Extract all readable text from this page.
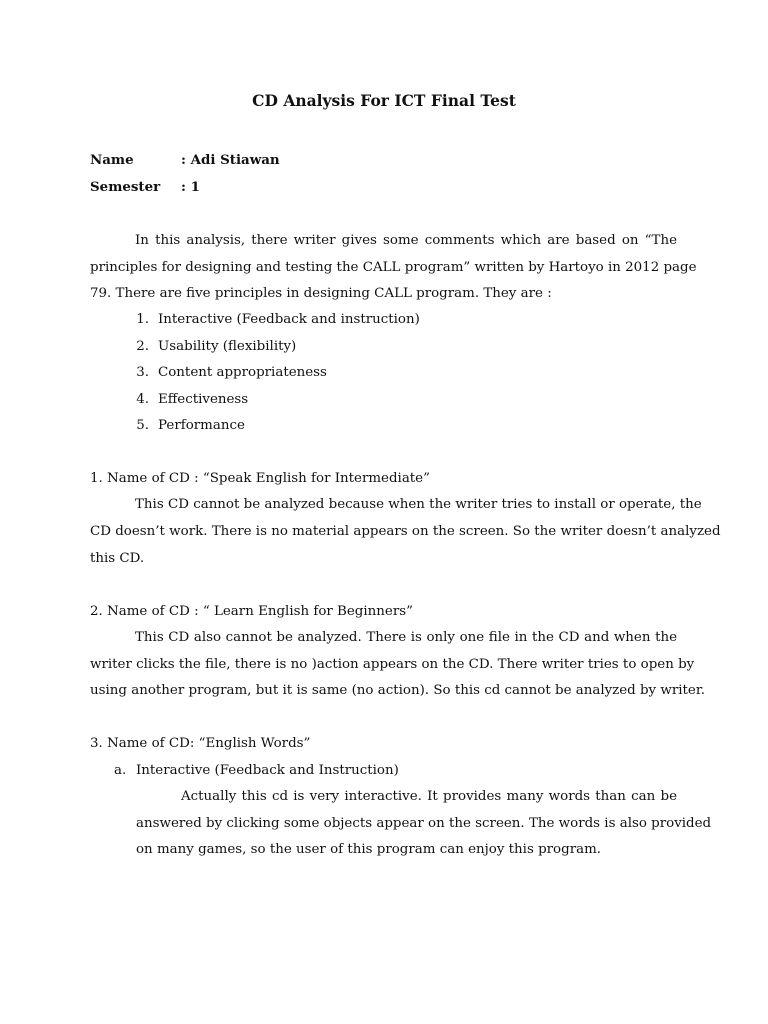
CD Analysis For ICT Final Test
Name	: Adi Stiawan
Semester : 1
In this analysis, there writer gives some comments which are based on “The
principles for designing and testing the CALL program” written by Hartoyo in 2012 page
79. There are five principles in designing CALL program. They are :
1. Interactive (Feedback and instruction)
2. Usability (flexibility)
3. Content appropriateness
4. Effectiveness
5. Performance
1. Name of CD : “Speak English for Intermediate”
This CD cannot be analyzed because when the writer tries to install or operate, the
CD doesn’t work. There is no material appears on the screen. So the writer doesn’t analyzed
this CD.
2. Name of CD : “ Learn English for Beginners”
This CD also cannot be analyzed. There is only one file in the CD and when the
writer clicks the file, there is no )action appears on the CD. There writer tries to open by
using another program, but it is same (no action). So this cd cannot be analyzed by writer.
3. Name of CD: “English Words”
a. Interactive (Feedback and Instruction)
Actually this cd is very interactive. It provides many words than can be
answered by clicking some objects appear on the screen. The words is also provided
on many games, so the user of this program can enjoy this program.
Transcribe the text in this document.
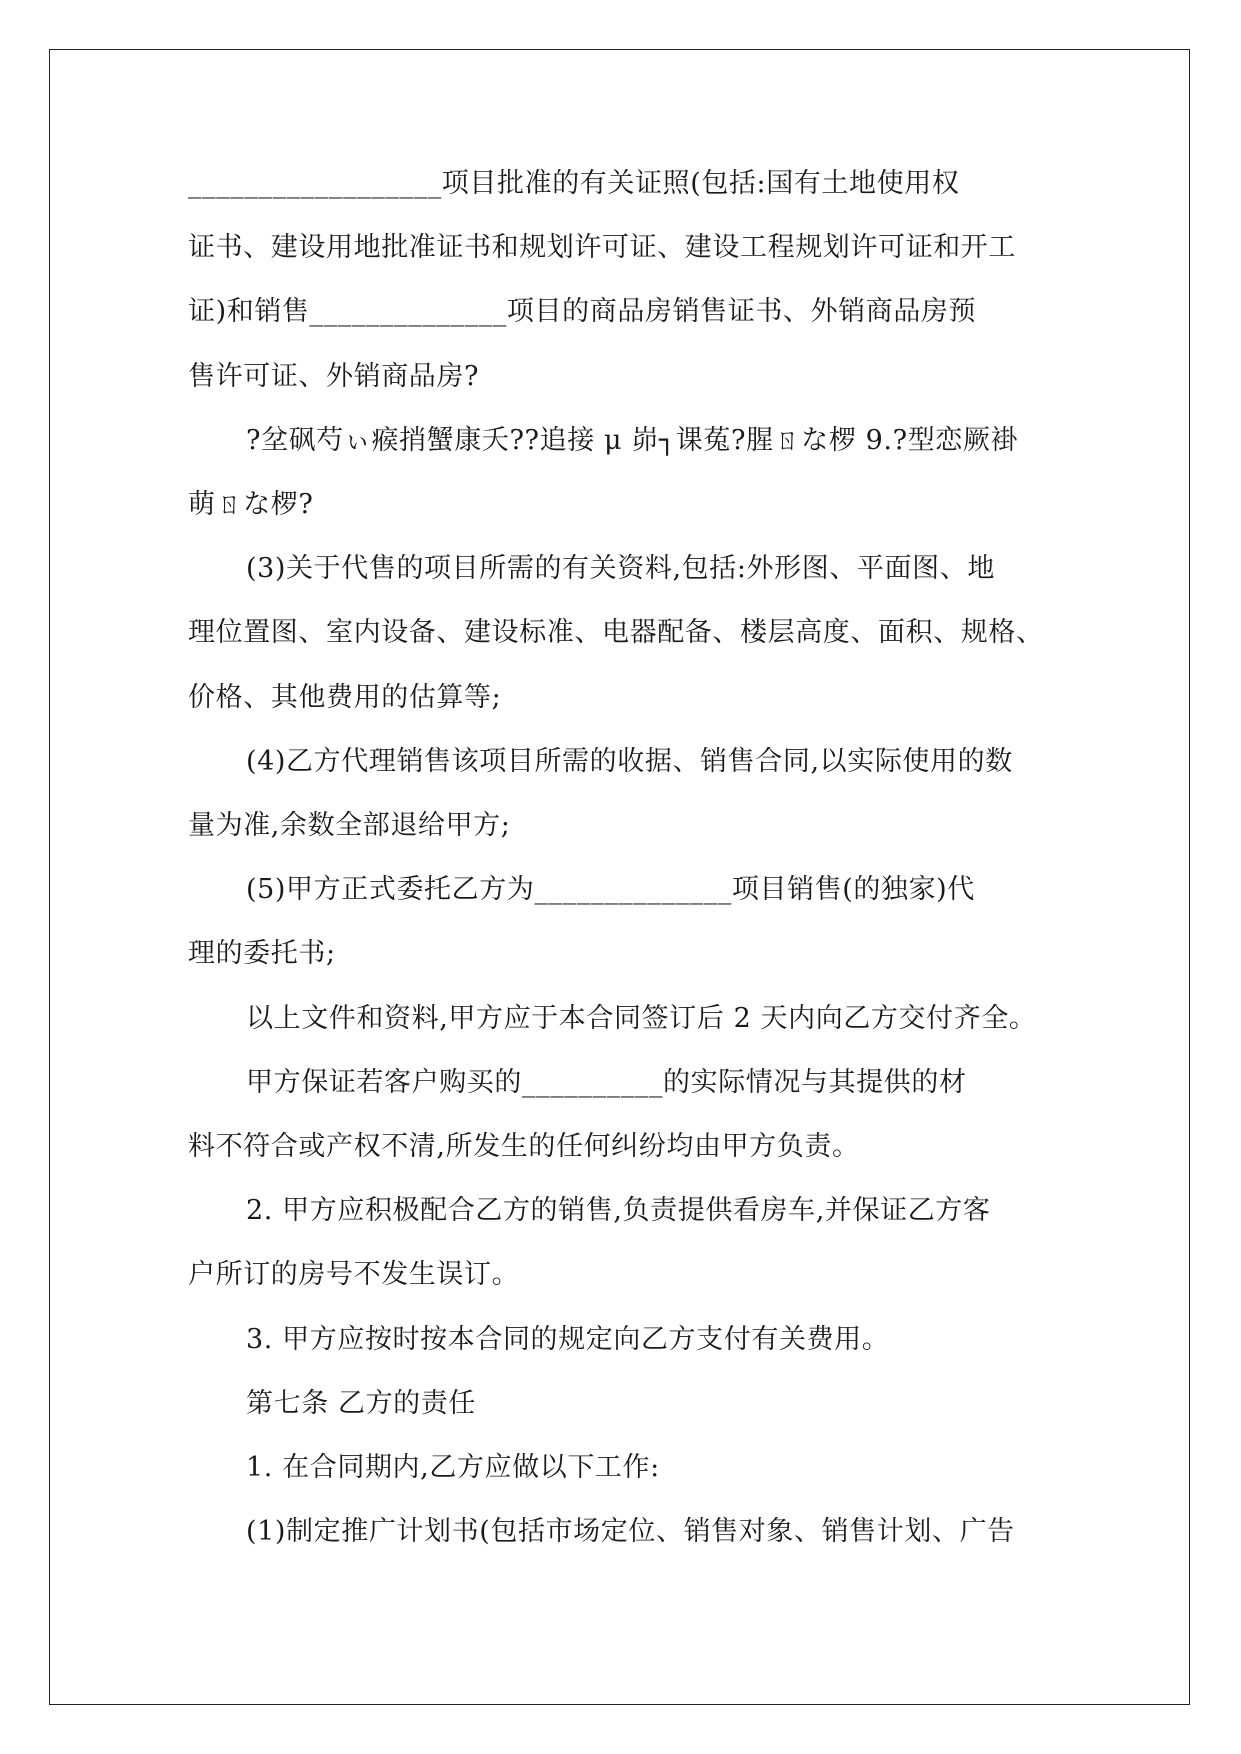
__________________项目批准的有关证照(包括:国有土地使用权

证书、建设用地批准证书和规划许可证、建设工程规划许可证和开工

证)和销售______________项目的商品房销售证书、外销商品房预

售许可证、外销商品房?

?坌砜芍ぃ瘊捎蟹康夭??追接 μ 峁┐课菟?腥ㄖな椤 9.?型恋厥褂

萌ㄖな椤?

(3)关于代售的项目所需的有关资料,包括:外形图、平面图、地

理位置图、室内设备、建设标准、电器配备、楼层高度、面积、规格、

价格、其他费用的估算等;

(4)乙方代理销售该项目所需的收据、销售合同,以实际使用的数

量为准,余数全部退给甲方;

(5)甲方正式委托乙方为______________项目销售(的独家)代

理的委托书;

以上文件和资料,甲方应于本合同签订后 2 天内向乙方交付齐全。

甲方保证若客户购买的__________的实际情况与其提供的材

料不符合或产权不清,所发生的任何纠纷均由甲方负责。

2. 甲方应积极配合乙方的销售,负责提供看房车,并保证乙方客

户所订的房号不发生误订。

3. 甲方应按时按本合同的规定向乙方支付有关费用。

第七条 乙方的责任

1. 在合同期内,乙方应做以下工作:

(1)制定推广计划书(包括市场定位、销售对象、销售计划、广告
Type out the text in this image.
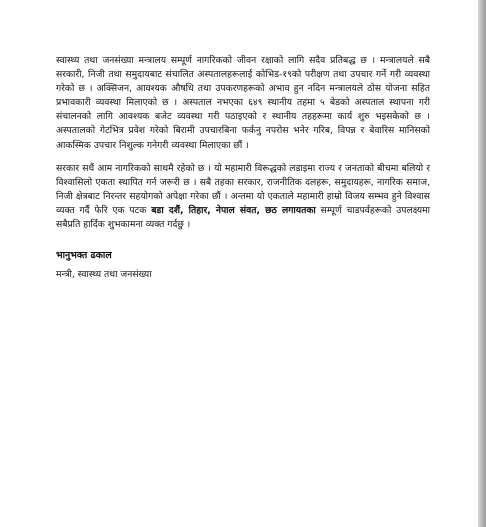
स्वास्थ्य तथा जनसंख्या मन्त्रालय सम्पूर्ण नागरिकको जीवन रक्षाको लागि सदैव प्रतिबद्ध छ । मन्त्रालयले सबै सरकारी, निजी तथा समुदायबाट संचालित अस्पतालहरूलाई कोभिड-१९को परीक्षण तथा उपचार गर्ने गरी व्यवस्था गरेको छ । अक्सिजन, आवश्यक औषधि तथा उपकरणहरूको अभाव हुन नदिन मन्त्रालयले ठोस योजना सहित प्रभावकारी व्यवस्था मिलाएको छ । अस्पताल नभएका ६४९ स्थानीय तहमा ५ बेडको अस्पताल स्थापना गरी संचालनको लागि आवश्यक बजेट व्यवस्था गरी पठाइएको र स्थानीय तहहरूमा कार्य शुरु भइसकेको छ । अस्पतालको गेटभित्र प्रवेश गरेको बिरामी उपचारबिना फर्कनु नपरोस भनेर गरिब, विपन्न र बेवारिस मानिसको आकस्मिक उपचार निशुल्क गनेगरी व्यवस्था मिलाएका छौं ।

सरकार सधैं आम नागरिकको साथमै रहेको छ । यो महामारी विरूद्धको लडाइमा राज्य र जनताको बीचमा बलियो र विश्वासिलो एकता स्थापित गर्न जरूरी छ । सबै तहका सरकार, राजनीतिक दलहरू, समुदायहरू, नागरिक समाज, निजी क्षेत्रबाट निरन्तर सहयोगको अपेक्षा गरेका छौं । अन्तमा यो एकताले महामारी हाम्रो विजय सम्भव हुने विश्वास व्यक्त गर्दै फेरि एक पटक बडा दशैं, तिहार, नेपाल संवत, छठ लगायतका सम्पूर्ण चाडपर्वहरूको उपलक्ष्यमा सबैप्रति हार्दिक शुभकामना व्यक्त गर्दछु ।

भानुभक्त ढकाल
मन्त्री, स्वास्थ्य तथा जनसंख्या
· · ·
▶ _Short exercise_: Say how many lines hold the word "appears", giving the number and nothing else.

▶ _Result for this task_: 2